> _EXERCISE BRIEF_
Leaving the pictures aside, transcribe every line below exactly.
-------- ENTRIES PROVIDED --------
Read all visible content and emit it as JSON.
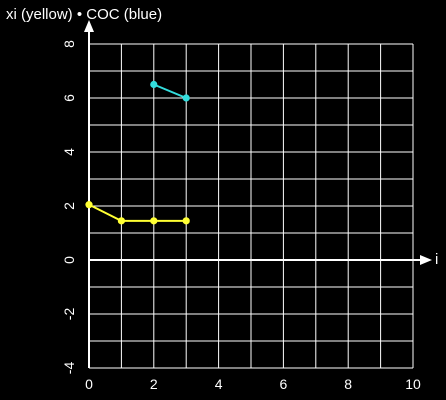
{
  "chart_data": {
    "type": "line",
    "title": "xi (yellow) • COC (blue)",
    "xlabel": "i",
    "ylabel": "",
    "xlim": [
      0,
      10
    ],
    "ylim": [
      -4,
      8
    ],
    "x_ticks": [
      0,
      2,
      4,
      6,
      8,
      10
    ],
    "y_ticks": [
      8,
      6,
      4,
      2,
      0,
      -2,
      -4
    ],
    "grid": true,
    "series": [
      {
        "color": "#ffff33",
        "points": [
          [
            0,
            2.05
          ],
          [
            1,
            1.45
          ],
          [
            2,
            1.45
          ],
          [
            3,
            1.45
          ]
        ]
      },
      {
        "color": "#33dddd",
        "points": [
          [
            2,
            6.5
          ],
          [
            3,
            6.0
          ]
        ]
      }
    ],
    "colors": {
      "background": "#000000",
      "grid": "#ffffff",
      "axis": "#ffffff",
      "text": "#ffffff"
    }
  }
}
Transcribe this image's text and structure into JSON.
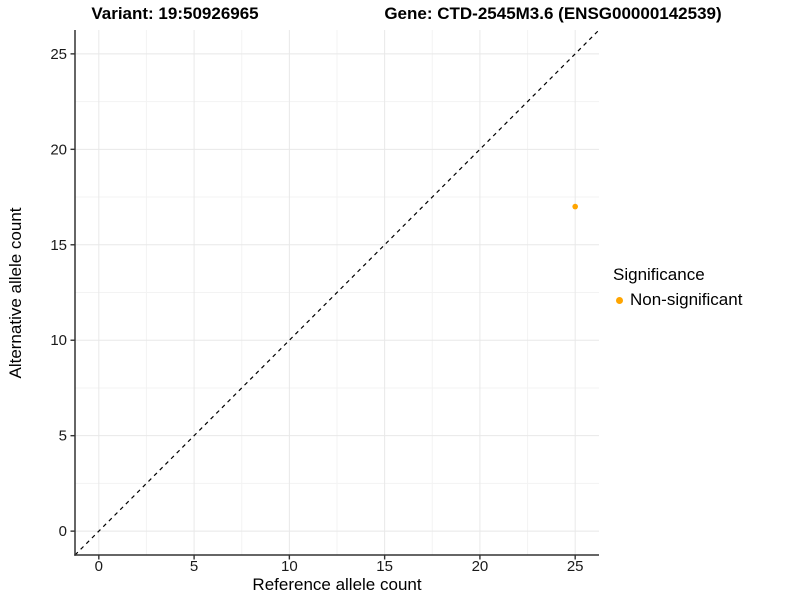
{
  "header": {
    "variant_title": "Variant: 19:50926965",
    "gene_title": "Gene: CTD-2545M3.6 (ENSG00000142539)"
  },
  "chart_data": {
    "type": "scatter",
    "xlabel": "Reference allele count",
    "ylabel": "Alternative allele count",
    "xlim": [
      -1.25,
      26.25
    ],
    "ylim": [
      -1.25,
      26.25
    ],
    "xticks": [
      0,
      5,
      10,
      15,
      20,
      25
    ],
    "yticks": [
      0,
      5,
      10,
      15,
      20,
      25
    ],
    "grid": {
      "major_color": "#E8E8E8",
      "minor_color": "#F3F3F3"
    },
    "axis_color": "#333333",
    "tick_label_color": "#1a1a1a",
    "reference_line": {
      "type": "identity y=x",
      "style": "dashed",
      "color": "#000000"
    },
    "series": [
      {
        "name": "Non-significant",
        "color": "#FFA500",
        "point_radius": 2.8,
        "points": [
          {
            "x": 25,
            "y": 17
          }
        ]
      }
    ],
    "legend": {
      "title": "Significance",
      "position": "right",
      "items": [
        {
          "label": "Non-significant",
          "color": "#FFA500"
        }
      ]
    }
  }
}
--------
> _PROBLEM SOLUTION_
Read all visible content and emit it as JSON.
{
  "chart_data": {
    "type": "line",
    "title": "xi (yellow) • COC (blue)",
    "xlabel": "i",
    "ylabel": "",
    "xlim": [
      0,
      10
    ],
    "ylim": [
      -4,
      8
    ],
    "x_ticks": [
      0,
      2,
      4,
      6,
      8,
      10
    ],
    "y_ticks": [
      8,
      6,
      4,
      2,
      0,
      -2,
      -4
    ],
    "grid": true,
    "series": [
      {
        "color": "#ffff33",
        "points": [
          [
            0,
            2.05
          ],
          [
            1,
            1.45
          ],
          [
            2,
            1.45
          ],
          [
            3,
            1.45
          ]
        ]
      },
      {
        "color": "#33dddd",
        "points": [
          [
            2,
            6.5
          ],
          [
            3,
            6.0
          ]
        ]
      }
    ],
    "colors": {
      "background": "#000000",
      "grid": "#ffffff",
      "axis": "#ffffff",
      "text": "#ffffff"
    }
  }
}
Transcribe this image's text and structure into JSON.
{
  "header": {
    "variant_title": "Variant: 19:50926965",
    "gene_title": "Gene: CTD-2545M3.6 (ENSG00000142539)"
  },
  "chart_data": {
    "type": "scatter",
    "xlabel": "Reference allele count",
    "ylabel": "Alternative allele count",
    "xlim": [
      -1.25,
      26.25
    ],
    "ylim": [
      -1.25,
      26.25
    ],
    "xticks": [
      0,
      5,
      10,
      15,
      20,
      25
    ],
    "yticks": [
      0,
      5,
      10,
      15,
      20,
      25
    ],
    "grid": {
      "major_color": "#E8E8E8",
      "minor_color": "#F3F3F3"
    },
    "axis_color": "#333333",
    "tick_label_color": "#1a1a1a",
    "reference_line": {
      "type": "identity y=x",
      "style": "dashed",
      "color": "#000000"
    },
    "series": [
      {
        "name": "Non-significant",
        "color": "#FFA500",
        "point_radius": 2.8,
        "points": [
          {
            "x": 25,
            "y": 17
          }
        ]
      }
    ],
    "legend": {
      "title": "Significance",
      "position": "right",
      "items": [
        {
          "label": "Non-significant",
          "color": "#FFA500"
        }
      ]
    }
  }
}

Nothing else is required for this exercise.